## [WHAT YOU NEED TO DO]
Copy every entry exactly as given, minus the images.

BEGIN EXTRACTED DATA

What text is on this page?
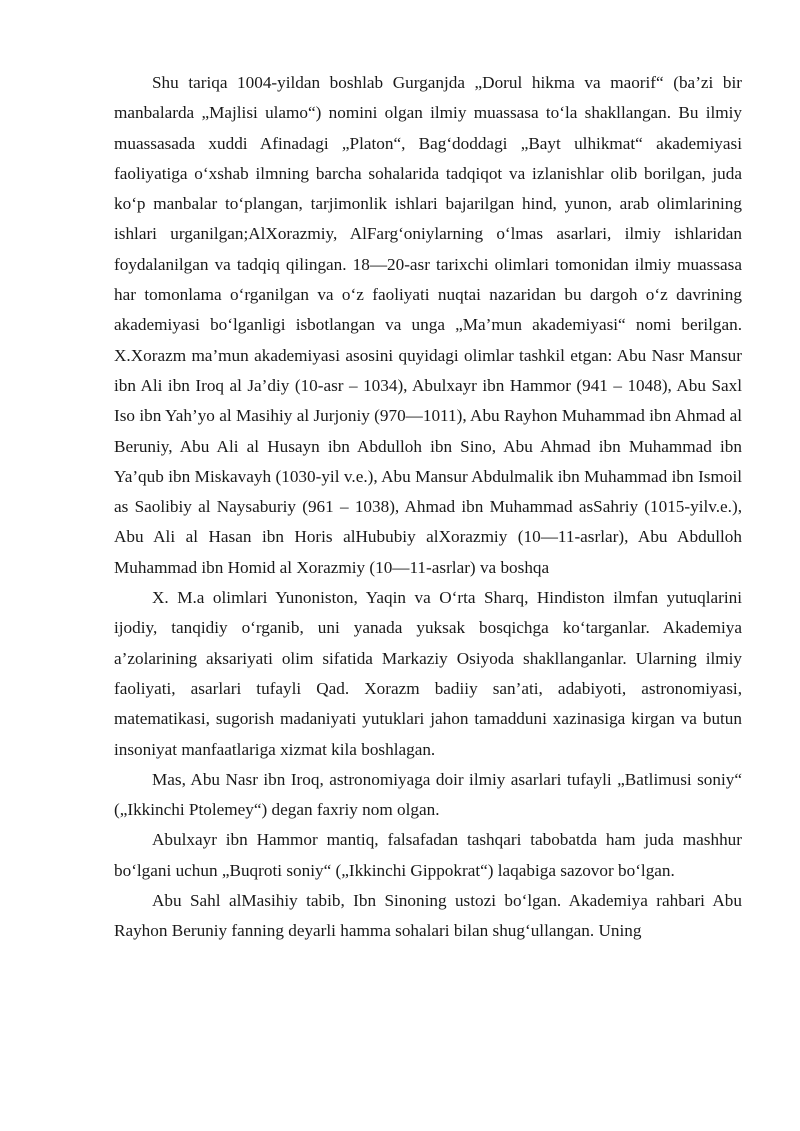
Shu tariqa 1004-yildan boshlab Gurganjda „Dorul hikma va maorif“ (ba’zi bir manbalarda „Majlisi ulamo“) nomini olgan ilmiy muassasa to‘la shakllangan. Bu ilmiy muassasada xuddi Afinadagi „Platon“, Bag‘doddagi „Bayt ulhikmat“ akademiyasi faoliyatiga o‘xshab ilmning barcha sohalarida tadqiqot va izlanishlar olib borilgan, juda ko‘p manbalar to‘plangan, tarjimonlik ishlari bajarilgan hind, yunon, arab olimlarining ishlari urganilgan;AlXorazmiy, AlFarg‘oniylarning o‘lmas asarlari, ilmiy ishlaridan foydalanilgan va tadqiq qilingan. 18—20-asr tarixchi olimlari tomonidan ilmiy muassasa har tomonlama o‘rganilgan va o‘z faoliyati nuqtai nazaridan bu dargoh o‘z davrining akademiyasi bo‘lganligi isbotlangan va unga „Ma’mun akademiyasi“ nomi berilgan. X.Xorazm ma’mun akademiyasi asosini quyidagi olimlar tashkil etgan: Abu Nasr Mansur ibn Ali ibn Iroq al Ja’diy (10-asr – 1034), Abulxayr ibn Hammor (941 – 1048), Abu Saxl Iso ibn Yah’yo al Masihiy al Jurjoniy (970—1011), Abu Rayhon Muhammad ibn Ahmad al Beruniy, Abu Ali al Husayn ibn Abdulloh ibn Sino, Abu Ahmad ibn Muhammad ibn Ya’qub ibn Miskavayh (1030-yil v.e.), Abu Mansur Abdulmalik ibn Muhammad ibn Ismoil as Saolibiy al Naysaburiy (961 – 1038), Ahmad ibn Muhammad asSahriy (1015-yilv.e.), Abu Ali al Hasan ibn Horis alHububiy alXorazmiy (10—11-asrlar), Abu Abdulloh Muhammad ibn Homid al Xorazmiy (10—11-asrlar) va boshqa

X. M.a olimlari Yunoniston, Yaqin va O‘rta Sharq, Hindiston ilmfan yutuqlarini ijodiy, tanqidiy o‘rganib, uni yanada yuksak bosqichga ko‘targanlar. Akademiya a’zolarining aksariyati olim sifatida Markaziy Osiyoda shakllanganlar. Ularning ilmiy faoliyati, asarlari tufayli Qad. Xorazm badiiy san’ati, adabiyoti, astronomiyasi, matematikasi, sugorish madaniyati yutuklari jahon tamadduni xazinasiga kirgan va butun insoniyat manfaatlariga xizmat kila boshlagan.

Mas, Abu Nasr ibn Iroq, astronomiyaga doir ilmiy asarlari tufayli „Batlimusi soniy“ („Ikkinchi Ptolemey“) degan faxriy nom olgan.

Abulxayr ibn Hammor mantiq, falsafadan tashqari tabobatda ham juda mashhur bo‘lgani uchun „Buqroti soniy“ („Ikkinchi Gippokrat“) laqabiga sazovor bo‘lgan.

Abu Sahl alMasihiy tabib, Ibn Sinoning ustozi bo‘lgan. Akademiya rahbari Abu Rayhon Beruniy fanning deyarli hamma sohalari bilan shug‘ullangan. Uning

END EXTRACTED DATA

## [RESULT FOR THIS TASK]
What text is on this page?
Shu tariqa 1004-yildan boshlab Gurganjda „Dorul hikma va maorif“ (ba’zi bir manbalarda „Majlisi ulamo“) nomini olgan ilmiy muassasa to‘la shakllangan. Bu ilmiy muassasada xuddi Afinadagi „Platon“, Bag‘doddagi „Bayt ulhikmat“ akademiyasi faoliyatiga o‘xshab ilmning barcha sohalarida tadqiqot va izlanishlar olib borilgan, juda ko‘p manbalar to‘plangan, tarjimonlik ishlari bajarilgan hind, yunon, arab olimlarining ishlari urganilgan;AlXorazmiy, AlFarg‘oniylarning o‘lmas asarlari, ilmiy ishlaridan foydalanilgan va tadqiq qilingan. 18—20-asr tarixchi olimlari tomonidan ilmiy muassasa har tomonlama o‘rganilgan va o‘z faoliyati nuqtai nazaridan bu dargoh o‘z davrining akademiyasi bo‘lganligi isbotlangan va unga „Ma’mun akademiyasi“ nomi berilgan. X.Xorazm ma’mun akademiyasi asosini quyidagi olimlar tashkil etgan: Abu Nasr Mansur ibn Ali ibn Iroq al Ja’diy (10-asr – 1034), Abulxayr ibn Hammor (941 – 1048), Abu Saxl Iso ibn Yah’yo al Masihiy al Jurjoniy (970—1011), Abu Rayhon Muhammad ibn Ahmad al Beruniy, Abu Ali al Husayn ibn Abdulloh ibn Sino, Abu Ahmad ibn Muhammad ibn Ya’qub ibn Miskavayh (1030-yil v.e.), Abu Mansur Abdulmalik ibn Muhammad ibn Ismoil as Saolibiy al Naysaburiy (961 – 1038), Ahmad ibn Muhammad asSahriy (1015-yilv.e.), Abu Ali al Hasan ibn Horis alHububiy alXorazmiy (10—11-asrlar), Abu Abdulloh Muhammad ibn Homid al Xorazmiy (10—11-asrlar) va boshqa

X. M.a olimlari Yunoniston, Yaqin va O‘rta Sharq, Hindiston ilmfan yutuqlarini ijodiy, tanqidiy o‘rganib, uni yanada yuksak bosqichga ko‘targanlar. Akademiya a’zolarining aksariyati olim sifatida Markaziy Osiyoda shakllanganlar. Ularning ilmiy faoliyati, asarlari tufayli Qad. Xorazm badiiy san’ati, adabiyoti, astronomiyasi, matematikasi, sugorish madaniyati yutuklari jahon tamadduni xazinasiga kirgan va butun insoniyat manfaatlariga xizmat kila boshlagan.

Mas, Abu Nasr ibn Iroq, astronomiyaga doir ilmiy asarlari tufayli „Batlimusi soniy“ („Ikkinchi Ptolemey“) degan faxriy nom olgan.

Abulxayr ibn Hammor mantiq, falsafadan tashqari tabobatda ham juda mashhur bo‘lgani uchun „Buqroti soniy“ („Ikkinchi Gippokrat“) laqabiga sazovor bo‘lgan.

Abu Sahl alMasihiy tabib, Ibn Sinoning ustozi bo‘lgan. Akademiya rahbari Abu Rayhon Beruniy fanning deyarli hamma sohalari bilan shug‘ullangan. Uning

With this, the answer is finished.